# STATED PROBLEM:
Find each line containing the word "color" and report how many there are. Add nothing else.

# DATA RECORDS:
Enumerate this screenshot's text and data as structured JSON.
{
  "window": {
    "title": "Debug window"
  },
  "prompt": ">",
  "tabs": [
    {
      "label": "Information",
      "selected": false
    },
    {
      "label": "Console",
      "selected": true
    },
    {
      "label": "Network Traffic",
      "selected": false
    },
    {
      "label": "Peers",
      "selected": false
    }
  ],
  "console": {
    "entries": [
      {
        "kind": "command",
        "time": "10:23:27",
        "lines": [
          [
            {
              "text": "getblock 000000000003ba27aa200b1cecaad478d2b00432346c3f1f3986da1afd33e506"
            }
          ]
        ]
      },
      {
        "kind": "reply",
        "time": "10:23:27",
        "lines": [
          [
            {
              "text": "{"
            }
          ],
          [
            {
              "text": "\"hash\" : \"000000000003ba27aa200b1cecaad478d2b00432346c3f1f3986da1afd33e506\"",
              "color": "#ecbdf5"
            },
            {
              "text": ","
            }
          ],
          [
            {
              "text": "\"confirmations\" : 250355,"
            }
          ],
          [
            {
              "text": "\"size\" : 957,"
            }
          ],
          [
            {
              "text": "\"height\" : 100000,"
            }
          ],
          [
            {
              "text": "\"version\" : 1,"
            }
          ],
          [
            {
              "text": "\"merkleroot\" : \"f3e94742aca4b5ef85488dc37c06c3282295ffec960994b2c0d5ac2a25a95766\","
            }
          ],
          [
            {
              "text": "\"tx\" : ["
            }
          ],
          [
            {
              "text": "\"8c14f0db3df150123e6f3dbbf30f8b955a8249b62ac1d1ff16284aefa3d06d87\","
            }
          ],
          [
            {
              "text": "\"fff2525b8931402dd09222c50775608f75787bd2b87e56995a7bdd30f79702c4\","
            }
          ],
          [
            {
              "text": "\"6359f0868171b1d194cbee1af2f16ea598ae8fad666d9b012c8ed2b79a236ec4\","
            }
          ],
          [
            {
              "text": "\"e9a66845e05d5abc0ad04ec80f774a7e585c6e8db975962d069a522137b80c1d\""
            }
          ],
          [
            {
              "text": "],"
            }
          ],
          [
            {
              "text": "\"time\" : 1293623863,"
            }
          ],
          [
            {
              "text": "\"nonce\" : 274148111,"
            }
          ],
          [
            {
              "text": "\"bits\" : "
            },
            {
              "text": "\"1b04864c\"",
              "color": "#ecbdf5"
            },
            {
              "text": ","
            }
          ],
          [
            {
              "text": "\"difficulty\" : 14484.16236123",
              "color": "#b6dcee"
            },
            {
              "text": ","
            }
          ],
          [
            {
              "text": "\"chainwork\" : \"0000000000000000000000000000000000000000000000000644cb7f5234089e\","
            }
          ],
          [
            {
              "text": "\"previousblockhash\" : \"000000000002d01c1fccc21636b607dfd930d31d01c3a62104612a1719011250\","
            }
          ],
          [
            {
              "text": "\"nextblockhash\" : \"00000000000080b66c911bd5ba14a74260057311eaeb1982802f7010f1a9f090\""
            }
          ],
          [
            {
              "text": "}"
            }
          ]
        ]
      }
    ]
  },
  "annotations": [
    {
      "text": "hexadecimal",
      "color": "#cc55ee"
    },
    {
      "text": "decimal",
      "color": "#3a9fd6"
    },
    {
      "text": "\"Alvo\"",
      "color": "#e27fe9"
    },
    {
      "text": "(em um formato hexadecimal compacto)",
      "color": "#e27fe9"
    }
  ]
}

# RESPONSE TO THE TASK:
7